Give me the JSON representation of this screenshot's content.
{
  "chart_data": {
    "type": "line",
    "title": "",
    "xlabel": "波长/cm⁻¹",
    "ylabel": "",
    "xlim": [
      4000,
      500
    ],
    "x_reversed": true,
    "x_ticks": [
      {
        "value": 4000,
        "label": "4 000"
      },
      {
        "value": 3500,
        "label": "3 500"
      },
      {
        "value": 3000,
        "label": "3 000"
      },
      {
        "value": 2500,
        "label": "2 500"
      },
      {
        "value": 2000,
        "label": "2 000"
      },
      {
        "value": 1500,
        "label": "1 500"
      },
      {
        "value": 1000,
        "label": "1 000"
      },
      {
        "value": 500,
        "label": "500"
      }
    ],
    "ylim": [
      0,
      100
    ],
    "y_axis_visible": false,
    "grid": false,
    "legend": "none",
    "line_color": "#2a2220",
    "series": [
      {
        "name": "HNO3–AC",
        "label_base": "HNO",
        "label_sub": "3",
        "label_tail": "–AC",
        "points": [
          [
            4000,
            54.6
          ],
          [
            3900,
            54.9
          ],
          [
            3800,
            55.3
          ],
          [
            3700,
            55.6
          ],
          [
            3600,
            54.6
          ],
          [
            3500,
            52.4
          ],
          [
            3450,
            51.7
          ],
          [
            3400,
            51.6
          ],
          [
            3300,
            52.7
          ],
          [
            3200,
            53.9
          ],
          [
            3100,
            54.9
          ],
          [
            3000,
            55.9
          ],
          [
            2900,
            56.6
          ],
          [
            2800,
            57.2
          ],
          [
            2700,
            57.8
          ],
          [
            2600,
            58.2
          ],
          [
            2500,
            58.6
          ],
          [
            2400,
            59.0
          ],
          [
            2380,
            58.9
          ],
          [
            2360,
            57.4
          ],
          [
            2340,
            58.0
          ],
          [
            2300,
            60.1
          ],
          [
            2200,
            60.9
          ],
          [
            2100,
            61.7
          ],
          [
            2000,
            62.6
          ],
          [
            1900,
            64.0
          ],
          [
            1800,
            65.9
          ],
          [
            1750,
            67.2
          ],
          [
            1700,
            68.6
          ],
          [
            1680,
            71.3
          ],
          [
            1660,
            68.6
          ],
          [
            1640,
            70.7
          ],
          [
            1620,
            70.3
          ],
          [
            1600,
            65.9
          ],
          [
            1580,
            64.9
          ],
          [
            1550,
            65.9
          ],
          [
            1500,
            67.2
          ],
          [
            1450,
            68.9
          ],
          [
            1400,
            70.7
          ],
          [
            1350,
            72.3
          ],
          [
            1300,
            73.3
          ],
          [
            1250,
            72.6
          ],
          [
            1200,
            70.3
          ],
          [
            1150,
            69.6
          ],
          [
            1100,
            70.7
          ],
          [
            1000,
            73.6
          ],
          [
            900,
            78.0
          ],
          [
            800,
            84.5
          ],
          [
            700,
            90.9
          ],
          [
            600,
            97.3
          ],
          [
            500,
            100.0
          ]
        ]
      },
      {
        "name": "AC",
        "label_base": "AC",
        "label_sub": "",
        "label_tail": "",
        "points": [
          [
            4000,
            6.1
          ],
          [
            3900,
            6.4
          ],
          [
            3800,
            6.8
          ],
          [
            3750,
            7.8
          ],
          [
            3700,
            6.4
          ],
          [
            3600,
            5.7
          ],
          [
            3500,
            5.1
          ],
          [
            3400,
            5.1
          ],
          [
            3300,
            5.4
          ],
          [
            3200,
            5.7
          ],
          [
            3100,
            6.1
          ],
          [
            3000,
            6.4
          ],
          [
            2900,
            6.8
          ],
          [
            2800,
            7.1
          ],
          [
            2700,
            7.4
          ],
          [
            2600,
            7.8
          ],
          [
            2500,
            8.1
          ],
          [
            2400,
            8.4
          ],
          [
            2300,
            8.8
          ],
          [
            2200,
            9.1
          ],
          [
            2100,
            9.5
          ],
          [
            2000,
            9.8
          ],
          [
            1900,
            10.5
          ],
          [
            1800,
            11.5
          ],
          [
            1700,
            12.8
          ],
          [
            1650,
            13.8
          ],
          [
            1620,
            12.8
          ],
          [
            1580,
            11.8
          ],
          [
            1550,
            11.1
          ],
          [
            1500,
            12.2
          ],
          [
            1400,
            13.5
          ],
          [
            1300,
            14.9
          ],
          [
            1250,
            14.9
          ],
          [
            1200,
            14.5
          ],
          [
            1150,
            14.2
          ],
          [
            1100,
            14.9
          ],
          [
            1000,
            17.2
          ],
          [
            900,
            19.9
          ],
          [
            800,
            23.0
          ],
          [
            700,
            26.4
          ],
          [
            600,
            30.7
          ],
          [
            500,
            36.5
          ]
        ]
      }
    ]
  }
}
================
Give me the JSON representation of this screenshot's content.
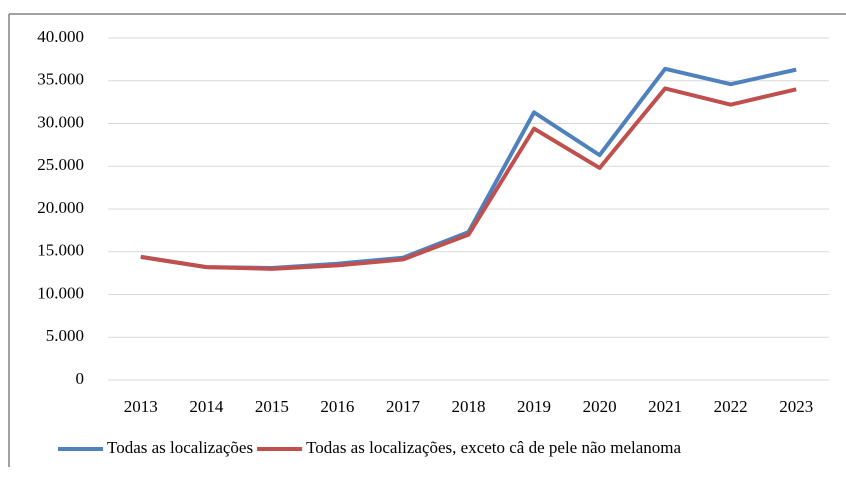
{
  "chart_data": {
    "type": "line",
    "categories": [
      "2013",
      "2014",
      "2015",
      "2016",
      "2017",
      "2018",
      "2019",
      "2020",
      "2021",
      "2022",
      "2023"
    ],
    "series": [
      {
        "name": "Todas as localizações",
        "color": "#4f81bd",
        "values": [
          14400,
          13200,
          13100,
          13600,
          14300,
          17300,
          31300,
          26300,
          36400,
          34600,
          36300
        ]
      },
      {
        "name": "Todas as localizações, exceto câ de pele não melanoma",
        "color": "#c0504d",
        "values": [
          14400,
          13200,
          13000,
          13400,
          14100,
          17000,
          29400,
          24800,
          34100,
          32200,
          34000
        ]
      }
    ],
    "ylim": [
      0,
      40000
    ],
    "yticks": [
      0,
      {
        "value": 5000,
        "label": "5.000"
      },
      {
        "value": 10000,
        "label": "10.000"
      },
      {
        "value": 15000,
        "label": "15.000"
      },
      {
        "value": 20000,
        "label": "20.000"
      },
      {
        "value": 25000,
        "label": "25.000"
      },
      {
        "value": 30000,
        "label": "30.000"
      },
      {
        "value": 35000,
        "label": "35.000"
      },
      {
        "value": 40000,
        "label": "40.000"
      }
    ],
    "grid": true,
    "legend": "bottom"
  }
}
================
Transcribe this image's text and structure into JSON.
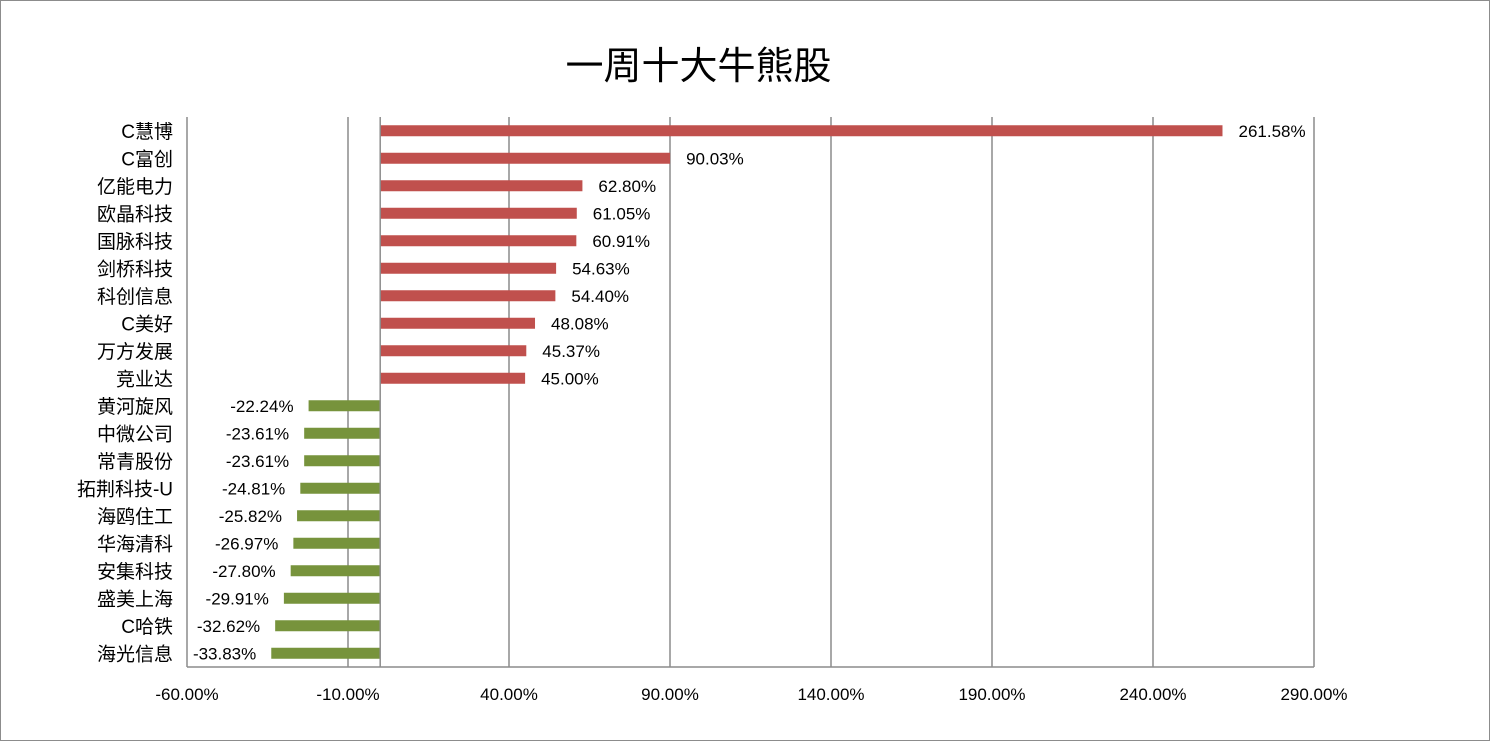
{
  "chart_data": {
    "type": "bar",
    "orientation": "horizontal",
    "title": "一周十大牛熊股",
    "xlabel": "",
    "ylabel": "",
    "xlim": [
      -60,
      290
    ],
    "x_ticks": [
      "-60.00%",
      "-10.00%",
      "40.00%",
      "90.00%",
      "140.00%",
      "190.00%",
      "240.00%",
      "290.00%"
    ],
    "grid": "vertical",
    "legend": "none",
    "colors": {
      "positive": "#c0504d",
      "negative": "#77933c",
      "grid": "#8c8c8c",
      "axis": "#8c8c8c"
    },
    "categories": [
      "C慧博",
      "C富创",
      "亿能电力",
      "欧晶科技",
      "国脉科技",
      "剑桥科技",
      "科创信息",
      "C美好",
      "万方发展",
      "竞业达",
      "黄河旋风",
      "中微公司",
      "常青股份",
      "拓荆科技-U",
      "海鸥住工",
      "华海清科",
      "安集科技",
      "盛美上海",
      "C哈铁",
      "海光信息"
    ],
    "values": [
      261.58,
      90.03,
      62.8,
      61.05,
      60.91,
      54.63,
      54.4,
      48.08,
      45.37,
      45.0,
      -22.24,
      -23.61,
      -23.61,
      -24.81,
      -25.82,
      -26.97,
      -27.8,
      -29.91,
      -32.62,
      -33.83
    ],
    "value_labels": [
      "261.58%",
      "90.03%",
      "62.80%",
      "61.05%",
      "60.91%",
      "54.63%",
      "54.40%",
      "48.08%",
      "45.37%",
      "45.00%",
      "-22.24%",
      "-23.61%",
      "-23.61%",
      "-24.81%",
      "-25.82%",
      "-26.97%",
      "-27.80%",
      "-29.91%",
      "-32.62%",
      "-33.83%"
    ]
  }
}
================
◆ **WHAT NEEDS TO BE DONE**
Read the data above and pull out each line that holds the string "localizações".

◆ **SOLUTION FOR THIS EXERCISE**
        "name": "Todas as localizações",
        "name": "Todas as localizações, exceto câ de pele não melanoma",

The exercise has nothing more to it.